• Work to complete: Filter the records below and copy every line containing the word "工资面议".

[Collection entries]
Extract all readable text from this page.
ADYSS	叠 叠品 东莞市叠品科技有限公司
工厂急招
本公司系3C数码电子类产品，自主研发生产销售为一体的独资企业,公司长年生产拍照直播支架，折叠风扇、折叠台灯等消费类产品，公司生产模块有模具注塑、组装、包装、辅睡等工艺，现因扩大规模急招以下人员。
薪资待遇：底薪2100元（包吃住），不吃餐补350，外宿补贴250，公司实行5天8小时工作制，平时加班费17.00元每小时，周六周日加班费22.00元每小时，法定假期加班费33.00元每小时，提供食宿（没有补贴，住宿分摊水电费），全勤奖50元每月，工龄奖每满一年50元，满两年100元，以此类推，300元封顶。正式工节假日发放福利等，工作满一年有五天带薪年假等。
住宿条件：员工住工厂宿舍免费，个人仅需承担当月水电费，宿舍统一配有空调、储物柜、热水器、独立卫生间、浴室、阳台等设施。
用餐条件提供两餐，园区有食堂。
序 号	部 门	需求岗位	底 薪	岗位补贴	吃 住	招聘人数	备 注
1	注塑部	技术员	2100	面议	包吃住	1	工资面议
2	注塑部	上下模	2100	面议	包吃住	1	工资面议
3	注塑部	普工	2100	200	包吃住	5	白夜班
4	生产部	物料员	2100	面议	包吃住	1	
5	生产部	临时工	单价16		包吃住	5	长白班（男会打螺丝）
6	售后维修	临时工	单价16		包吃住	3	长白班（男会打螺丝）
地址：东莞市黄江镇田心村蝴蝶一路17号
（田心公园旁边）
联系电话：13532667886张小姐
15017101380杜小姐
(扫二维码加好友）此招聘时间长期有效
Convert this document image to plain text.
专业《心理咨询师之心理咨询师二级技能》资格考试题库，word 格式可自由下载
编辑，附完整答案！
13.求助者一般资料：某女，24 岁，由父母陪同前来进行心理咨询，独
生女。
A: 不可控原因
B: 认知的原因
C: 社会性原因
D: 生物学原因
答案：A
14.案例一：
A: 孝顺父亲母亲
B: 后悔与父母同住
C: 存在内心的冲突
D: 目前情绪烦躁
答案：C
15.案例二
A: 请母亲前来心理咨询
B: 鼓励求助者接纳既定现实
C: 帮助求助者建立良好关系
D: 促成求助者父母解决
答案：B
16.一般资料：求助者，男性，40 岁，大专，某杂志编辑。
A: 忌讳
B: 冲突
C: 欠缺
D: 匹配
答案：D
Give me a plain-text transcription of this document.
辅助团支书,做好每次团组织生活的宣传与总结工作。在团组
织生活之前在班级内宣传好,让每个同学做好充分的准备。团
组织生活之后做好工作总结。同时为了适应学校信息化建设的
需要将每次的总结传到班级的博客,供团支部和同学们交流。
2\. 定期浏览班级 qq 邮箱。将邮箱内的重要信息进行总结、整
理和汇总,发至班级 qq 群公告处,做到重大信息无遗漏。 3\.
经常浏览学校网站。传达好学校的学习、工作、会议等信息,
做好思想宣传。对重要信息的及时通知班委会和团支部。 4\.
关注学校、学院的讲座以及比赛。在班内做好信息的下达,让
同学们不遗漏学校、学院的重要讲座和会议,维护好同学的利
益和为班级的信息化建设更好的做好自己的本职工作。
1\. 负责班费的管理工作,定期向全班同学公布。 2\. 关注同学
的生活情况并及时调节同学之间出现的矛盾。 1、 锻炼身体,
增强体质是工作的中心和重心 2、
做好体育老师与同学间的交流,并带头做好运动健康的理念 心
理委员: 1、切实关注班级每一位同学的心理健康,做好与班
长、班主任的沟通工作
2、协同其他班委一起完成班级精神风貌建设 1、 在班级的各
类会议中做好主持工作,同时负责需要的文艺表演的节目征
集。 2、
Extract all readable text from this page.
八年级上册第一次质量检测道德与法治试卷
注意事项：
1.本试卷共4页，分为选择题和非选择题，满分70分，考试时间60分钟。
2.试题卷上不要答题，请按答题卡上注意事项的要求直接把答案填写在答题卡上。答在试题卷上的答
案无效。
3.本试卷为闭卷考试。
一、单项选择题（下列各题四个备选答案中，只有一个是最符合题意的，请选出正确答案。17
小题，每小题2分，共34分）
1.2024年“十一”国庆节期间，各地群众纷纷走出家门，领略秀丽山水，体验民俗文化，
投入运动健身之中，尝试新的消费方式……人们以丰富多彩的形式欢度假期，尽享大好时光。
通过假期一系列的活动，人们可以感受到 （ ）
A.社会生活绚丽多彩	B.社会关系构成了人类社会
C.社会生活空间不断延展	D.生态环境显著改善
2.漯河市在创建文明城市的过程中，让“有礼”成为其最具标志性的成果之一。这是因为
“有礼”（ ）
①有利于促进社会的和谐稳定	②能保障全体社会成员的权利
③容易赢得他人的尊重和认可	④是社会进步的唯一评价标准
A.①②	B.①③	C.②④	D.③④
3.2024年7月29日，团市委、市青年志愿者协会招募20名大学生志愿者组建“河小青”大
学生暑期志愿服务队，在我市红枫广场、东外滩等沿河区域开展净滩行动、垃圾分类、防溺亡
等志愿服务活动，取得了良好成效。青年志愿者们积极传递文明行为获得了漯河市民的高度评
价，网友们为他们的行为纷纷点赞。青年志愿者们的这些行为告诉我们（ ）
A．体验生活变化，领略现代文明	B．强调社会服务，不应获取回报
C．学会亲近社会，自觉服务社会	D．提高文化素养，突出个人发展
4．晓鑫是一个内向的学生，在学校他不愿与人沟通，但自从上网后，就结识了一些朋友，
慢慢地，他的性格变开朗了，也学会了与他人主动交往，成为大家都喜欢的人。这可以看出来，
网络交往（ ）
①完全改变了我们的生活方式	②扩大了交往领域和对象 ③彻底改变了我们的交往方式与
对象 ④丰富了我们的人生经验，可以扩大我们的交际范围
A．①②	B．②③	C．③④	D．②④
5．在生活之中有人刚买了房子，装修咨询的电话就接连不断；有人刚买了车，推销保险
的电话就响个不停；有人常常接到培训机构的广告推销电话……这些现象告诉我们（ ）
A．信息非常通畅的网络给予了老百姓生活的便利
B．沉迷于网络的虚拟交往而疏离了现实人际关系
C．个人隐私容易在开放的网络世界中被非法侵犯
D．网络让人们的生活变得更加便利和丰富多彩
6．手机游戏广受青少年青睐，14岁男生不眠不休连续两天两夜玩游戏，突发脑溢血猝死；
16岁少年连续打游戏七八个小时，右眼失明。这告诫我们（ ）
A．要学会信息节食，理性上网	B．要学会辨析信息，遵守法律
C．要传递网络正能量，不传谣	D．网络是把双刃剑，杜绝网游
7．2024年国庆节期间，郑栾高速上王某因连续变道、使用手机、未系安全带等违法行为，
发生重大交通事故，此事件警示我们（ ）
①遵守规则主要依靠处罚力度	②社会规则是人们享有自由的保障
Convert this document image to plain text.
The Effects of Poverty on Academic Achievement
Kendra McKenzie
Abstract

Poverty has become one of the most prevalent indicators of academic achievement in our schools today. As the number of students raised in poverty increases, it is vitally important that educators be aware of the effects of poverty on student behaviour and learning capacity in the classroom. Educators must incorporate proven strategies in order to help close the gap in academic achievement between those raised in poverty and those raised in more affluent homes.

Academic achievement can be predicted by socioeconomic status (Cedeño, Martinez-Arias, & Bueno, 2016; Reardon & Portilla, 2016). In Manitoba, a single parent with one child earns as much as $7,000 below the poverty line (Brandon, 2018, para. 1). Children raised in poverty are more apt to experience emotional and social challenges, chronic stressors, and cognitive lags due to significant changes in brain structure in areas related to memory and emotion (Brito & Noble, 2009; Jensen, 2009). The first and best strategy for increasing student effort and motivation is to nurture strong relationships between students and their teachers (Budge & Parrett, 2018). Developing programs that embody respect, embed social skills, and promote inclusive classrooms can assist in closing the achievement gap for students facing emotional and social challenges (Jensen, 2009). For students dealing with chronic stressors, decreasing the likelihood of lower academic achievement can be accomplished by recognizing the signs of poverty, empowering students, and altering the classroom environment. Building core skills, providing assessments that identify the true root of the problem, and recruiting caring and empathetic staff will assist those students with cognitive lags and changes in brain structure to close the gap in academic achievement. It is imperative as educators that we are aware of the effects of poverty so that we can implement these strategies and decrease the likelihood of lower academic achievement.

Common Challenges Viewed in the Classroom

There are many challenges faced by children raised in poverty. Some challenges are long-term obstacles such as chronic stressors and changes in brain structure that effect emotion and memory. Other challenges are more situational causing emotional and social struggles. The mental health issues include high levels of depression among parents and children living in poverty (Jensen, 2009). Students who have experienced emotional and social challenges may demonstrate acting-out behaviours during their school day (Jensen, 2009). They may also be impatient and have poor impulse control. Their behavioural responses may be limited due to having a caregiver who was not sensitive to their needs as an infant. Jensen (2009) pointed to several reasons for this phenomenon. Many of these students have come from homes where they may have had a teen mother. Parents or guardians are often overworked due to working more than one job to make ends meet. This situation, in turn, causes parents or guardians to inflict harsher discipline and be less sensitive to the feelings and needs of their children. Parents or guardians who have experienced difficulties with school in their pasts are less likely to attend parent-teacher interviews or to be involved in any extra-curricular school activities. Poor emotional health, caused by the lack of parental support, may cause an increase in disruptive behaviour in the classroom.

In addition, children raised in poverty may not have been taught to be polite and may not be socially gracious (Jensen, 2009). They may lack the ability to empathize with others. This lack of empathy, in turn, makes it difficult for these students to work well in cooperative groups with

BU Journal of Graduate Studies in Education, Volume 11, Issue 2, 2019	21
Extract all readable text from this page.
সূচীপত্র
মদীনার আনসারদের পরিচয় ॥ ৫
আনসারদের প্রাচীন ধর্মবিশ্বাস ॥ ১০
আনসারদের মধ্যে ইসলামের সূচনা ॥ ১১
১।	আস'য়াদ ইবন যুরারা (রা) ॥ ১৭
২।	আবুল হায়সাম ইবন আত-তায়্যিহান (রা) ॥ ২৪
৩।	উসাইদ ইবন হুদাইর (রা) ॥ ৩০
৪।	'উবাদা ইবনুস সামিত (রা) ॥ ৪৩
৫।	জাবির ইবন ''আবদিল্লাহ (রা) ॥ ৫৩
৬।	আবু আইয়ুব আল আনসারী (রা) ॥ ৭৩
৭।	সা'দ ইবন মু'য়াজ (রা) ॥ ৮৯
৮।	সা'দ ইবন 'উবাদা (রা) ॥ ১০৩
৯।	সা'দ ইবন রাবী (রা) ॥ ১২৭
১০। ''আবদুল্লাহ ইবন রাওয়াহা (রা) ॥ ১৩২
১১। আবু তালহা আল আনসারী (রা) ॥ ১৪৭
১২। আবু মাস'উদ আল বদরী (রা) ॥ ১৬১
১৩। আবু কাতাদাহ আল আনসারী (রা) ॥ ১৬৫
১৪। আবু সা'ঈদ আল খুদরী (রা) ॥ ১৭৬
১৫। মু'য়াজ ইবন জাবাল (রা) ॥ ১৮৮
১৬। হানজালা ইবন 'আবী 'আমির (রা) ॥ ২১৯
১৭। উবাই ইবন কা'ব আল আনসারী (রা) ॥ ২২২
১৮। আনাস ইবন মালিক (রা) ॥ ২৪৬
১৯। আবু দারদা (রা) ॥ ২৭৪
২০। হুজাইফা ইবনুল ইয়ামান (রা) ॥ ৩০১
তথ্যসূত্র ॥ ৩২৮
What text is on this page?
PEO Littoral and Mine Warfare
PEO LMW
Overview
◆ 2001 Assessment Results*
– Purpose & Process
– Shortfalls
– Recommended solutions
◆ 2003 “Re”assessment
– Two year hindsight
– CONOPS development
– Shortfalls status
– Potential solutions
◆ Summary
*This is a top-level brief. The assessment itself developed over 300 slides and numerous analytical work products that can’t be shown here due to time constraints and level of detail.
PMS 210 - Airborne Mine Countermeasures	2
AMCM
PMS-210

• Task result:
1	注塑部	技术员	2100	面议	包吃住	1	工资面议
2	注塑部	上下模	2100	面议	包吃住	1	工资面议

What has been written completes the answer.